- **WORK TO BE COMPLETED**: Spot every line with the word "important" and return it.
── SUPPLIED ENTRIES
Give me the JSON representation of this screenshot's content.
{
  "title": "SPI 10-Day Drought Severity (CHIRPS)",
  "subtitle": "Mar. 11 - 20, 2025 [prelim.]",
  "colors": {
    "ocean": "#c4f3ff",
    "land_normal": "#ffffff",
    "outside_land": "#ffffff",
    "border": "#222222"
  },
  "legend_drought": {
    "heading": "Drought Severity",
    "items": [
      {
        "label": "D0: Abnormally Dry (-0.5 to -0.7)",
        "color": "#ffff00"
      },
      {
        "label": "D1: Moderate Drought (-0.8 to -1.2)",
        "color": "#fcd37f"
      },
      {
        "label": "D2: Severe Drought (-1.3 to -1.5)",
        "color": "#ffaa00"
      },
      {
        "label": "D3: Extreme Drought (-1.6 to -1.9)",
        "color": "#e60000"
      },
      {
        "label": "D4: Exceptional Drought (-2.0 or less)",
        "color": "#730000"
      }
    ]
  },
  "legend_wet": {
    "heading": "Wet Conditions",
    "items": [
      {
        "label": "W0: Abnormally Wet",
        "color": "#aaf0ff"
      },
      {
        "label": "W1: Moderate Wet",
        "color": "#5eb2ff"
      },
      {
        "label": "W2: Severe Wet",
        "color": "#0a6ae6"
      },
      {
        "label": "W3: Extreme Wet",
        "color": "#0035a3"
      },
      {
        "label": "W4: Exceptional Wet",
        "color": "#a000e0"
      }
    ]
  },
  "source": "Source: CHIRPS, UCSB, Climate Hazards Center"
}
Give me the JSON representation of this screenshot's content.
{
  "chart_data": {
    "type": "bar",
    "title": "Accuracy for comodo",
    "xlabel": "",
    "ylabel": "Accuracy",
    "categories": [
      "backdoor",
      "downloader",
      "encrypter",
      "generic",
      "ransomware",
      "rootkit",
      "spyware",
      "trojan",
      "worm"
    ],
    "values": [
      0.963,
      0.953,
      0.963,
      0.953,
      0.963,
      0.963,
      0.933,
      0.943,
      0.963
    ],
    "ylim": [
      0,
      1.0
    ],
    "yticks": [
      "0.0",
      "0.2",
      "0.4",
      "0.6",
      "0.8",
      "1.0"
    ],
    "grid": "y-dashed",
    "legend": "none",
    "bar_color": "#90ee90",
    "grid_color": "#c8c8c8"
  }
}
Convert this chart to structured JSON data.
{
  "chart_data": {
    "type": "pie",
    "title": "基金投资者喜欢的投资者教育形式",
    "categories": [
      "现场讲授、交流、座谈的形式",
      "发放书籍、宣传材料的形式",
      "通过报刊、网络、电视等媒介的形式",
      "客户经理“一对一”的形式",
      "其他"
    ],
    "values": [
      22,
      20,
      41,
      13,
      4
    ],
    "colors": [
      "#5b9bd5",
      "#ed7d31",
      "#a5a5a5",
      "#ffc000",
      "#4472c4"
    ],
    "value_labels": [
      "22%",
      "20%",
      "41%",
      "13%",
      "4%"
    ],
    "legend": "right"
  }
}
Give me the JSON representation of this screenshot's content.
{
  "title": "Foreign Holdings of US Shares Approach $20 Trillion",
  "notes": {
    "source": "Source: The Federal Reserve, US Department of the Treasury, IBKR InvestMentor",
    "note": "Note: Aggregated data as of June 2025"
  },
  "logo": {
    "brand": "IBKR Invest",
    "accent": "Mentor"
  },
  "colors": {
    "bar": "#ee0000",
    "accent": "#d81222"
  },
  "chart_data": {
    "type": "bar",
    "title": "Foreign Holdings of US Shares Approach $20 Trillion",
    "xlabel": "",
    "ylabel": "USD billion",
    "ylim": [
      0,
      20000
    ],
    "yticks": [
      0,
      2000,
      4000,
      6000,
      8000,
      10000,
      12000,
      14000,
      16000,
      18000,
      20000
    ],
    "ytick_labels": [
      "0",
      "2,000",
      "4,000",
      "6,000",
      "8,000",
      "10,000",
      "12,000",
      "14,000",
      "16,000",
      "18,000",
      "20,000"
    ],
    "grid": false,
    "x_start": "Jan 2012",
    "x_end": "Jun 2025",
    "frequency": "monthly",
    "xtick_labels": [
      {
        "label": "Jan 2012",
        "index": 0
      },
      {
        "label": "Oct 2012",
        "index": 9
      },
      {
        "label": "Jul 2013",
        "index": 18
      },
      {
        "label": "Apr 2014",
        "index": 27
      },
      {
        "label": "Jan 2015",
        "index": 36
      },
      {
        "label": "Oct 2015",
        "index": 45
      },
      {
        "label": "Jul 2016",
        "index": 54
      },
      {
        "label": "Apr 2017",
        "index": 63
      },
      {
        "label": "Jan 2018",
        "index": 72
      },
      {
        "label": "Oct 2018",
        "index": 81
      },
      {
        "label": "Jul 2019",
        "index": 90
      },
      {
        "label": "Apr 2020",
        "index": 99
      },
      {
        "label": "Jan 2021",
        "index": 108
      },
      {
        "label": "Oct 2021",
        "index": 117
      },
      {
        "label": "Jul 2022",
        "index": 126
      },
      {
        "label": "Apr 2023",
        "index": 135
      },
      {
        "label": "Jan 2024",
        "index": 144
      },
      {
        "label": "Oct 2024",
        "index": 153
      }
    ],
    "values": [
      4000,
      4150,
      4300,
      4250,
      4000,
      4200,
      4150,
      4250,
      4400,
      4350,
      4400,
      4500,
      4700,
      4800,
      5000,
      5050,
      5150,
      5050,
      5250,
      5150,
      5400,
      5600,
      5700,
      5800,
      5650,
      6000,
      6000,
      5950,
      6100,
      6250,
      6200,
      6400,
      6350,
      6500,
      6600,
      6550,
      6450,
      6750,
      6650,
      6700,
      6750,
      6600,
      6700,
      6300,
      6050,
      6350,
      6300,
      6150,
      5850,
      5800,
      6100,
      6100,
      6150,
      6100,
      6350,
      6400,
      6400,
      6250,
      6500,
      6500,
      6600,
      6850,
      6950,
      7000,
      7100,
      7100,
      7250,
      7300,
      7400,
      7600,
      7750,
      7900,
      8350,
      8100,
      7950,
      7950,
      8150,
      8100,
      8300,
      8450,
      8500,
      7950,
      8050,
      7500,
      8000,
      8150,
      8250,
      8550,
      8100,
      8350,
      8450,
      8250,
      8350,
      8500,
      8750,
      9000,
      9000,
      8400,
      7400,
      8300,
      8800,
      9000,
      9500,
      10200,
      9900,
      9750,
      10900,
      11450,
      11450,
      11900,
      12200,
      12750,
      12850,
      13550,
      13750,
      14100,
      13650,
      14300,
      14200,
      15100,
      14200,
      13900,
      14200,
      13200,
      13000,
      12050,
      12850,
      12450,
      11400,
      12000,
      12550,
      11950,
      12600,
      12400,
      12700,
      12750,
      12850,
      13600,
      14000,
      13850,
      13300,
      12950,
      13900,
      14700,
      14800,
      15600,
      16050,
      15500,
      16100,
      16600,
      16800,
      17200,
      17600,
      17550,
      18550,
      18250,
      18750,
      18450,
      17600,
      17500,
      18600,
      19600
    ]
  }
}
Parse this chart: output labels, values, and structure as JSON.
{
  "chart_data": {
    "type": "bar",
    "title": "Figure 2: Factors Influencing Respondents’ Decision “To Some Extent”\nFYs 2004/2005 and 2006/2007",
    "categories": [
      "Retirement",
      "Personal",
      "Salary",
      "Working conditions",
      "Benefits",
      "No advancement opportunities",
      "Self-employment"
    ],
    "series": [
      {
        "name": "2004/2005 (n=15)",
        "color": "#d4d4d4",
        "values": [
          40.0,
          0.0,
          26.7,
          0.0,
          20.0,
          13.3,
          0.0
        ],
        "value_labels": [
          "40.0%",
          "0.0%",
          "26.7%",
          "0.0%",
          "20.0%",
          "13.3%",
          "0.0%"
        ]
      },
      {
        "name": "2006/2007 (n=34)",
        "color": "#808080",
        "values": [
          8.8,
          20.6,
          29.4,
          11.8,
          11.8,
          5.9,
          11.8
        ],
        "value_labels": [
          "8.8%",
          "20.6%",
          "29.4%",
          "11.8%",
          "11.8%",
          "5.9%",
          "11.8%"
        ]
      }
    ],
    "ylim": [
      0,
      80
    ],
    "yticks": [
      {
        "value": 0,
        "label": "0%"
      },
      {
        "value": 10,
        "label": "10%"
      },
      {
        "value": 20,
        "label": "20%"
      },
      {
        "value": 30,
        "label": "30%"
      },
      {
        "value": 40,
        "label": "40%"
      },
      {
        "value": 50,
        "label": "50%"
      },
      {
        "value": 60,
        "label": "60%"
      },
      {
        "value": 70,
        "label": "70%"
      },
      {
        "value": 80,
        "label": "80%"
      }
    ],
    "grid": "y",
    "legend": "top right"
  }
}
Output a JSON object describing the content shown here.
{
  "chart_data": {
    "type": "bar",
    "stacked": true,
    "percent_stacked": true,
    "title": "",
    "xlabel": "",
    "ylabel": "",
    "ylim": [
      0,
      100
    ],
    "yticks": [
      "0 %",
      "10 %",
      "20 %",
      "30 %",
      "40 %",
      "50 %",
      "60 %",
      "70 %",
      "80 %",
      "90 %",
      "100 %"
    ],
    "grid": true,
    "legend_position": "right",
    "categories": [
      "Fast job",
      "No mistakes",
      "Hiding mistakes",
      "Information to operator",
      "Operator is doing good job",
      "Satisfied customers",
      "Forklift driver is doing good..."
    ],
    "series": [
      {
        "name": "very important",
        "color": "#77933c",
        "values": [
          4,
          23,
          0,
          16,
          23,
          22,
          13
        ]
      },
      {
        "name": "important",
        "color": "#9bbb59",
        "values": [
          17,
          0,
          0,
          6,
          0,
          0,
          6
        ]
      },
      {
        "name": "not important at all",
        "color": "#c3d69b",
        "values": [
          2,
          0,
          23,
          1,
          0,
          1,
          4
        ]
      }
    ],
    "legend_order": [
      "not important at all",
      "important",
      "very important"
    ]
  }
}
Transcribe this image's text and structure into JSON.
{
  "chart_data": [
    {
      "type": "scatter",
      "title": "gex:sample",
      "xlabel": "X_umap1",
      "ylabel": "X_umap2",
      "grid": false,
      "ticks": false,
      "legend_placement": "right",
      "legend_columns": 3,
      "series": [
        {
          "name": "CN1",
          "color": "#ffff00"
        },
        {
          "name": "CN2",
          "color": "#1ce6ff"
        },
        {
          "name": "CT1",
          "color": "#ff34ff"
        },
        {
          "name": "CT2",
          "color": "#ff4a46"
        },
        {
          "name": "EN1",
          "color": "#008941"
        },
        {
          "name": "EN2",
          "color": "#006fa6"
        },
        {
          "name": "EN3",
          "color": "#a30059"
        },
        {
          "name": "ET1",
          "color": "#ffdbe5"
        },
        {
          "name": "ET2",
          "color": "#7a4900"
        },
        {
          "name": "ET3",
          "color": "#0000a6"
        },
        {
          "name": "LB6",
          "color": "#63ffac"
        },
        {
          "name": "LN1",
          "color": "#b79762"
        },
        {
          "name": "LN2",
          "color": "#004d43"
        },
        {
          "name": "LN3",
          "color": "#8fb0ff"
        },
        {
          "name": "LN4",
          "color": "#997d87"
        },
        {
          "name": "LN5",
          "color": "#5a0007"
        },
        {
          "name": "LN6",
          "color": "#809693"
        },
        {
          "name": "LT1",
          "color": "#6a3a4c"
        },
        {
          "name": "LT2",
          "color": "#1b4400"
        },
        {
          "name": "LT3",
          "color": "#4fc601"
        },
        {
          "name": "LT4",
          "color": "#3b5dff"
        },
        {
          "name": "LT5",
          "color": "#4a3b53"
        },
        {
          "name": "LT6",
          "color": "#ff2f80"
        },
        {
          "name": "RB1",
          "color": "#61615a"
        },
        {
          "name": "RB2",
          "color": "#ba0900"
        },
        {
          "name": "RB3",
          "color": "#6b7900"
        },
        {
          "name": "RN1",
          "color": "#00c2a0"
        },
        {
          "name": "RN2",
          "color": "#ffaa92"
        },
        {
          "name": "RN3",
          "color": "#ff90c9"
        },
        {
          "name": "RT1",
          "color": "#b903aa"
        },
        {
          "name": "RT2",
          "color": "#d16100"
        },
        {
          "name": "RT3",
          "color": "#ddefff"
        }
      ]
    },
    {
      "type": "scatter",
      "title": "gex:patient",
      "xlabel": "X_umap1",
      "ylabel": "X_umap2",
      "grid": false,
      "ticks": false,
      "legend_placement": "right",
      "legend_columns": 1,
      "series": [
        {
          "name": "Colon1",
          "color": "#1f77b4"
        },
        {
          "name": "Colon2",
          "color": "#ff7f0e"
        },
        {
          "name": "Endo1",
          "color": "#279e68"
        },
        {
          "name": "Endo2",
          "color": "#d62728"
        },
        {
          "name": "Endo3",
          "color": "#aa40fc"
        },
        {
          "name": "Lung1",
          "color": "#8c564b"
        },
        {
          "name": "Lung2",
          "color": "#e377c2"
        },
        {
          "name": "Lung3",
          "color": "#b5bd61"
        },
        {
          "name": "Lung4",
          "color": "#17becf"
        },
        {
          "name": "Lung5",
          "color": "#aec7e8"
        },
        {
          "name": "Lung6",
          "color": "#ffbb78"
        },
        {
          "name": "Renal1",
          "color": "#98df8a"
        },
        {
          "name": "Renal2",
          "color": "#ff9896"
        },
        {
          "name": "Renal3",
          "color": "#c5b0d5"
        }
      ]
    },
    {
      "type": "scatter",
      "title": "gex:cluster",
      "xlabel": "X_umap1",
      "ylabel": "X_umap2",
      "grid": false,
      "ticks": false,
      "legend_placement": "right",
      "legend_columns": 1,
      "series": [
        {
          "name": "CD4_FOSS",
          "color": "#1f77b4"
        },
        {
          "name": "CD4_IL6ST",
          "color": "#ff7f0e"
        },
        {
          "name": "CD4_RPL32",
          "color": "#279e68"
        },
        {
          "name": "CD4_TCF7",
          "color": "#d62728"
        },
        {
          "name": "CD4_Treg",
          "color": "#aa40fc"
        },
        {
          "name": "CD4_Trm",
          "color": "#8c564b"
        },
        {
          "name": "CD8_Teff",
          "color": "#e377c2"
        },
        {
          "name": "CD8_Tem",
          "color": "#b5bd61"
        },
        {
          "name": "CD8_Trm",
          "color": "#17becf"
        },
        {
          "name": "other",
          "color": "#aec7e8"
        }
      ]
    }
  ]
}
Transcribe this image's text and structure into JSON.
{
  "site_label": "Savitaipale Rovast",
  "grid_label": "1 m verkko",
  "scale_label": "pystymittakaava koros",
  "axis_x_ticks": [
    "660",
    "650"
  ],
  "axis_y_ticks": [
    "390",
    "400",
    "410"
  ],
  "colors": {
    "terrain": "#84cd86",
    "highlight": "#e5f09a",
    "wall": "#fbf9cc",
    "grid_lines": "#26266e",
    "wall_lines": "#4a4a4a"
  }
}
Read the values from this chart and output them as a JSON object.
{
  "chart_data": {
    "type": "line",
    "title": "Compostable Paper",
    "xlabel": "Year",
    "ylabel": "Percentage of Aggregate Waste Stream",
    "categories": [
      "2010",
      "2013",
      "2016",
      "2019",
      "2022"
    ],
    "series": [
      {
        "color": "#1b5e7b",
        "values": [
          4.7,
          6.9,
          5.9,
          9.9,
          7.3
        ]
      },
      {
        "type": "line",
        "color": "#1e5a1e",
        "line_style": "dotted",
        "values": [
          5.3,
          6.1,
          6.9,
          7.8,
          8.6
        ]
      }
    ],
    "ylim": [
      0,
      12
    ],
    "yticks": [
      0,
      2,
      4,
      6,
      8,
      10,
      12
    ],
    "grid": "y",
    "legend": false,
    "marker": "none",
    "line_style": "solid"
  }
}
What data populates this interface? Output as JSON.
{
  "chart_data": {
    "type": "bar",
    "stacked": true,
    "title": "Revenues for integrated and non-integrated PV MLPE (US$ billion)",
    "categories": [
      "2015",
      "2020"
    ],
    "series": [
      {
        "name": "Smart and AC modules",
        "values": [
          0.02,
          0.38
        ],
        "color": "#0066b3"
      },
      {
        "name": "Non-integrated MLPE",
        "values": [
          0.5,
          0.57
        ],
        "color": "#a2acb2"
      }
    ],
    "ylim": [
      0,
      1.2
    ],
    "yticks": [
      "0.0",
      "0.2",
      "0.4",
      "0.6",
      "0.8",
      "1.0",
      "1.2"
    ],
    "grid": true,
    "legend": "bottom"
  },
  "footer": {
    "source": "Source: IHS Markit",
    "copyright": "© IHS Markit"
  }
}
────
- **THE SOLUTION**:
        "name": "very important",
        "name": "important",
        "name": "not important at all",
      "not important at all",
      "important",
      "very important"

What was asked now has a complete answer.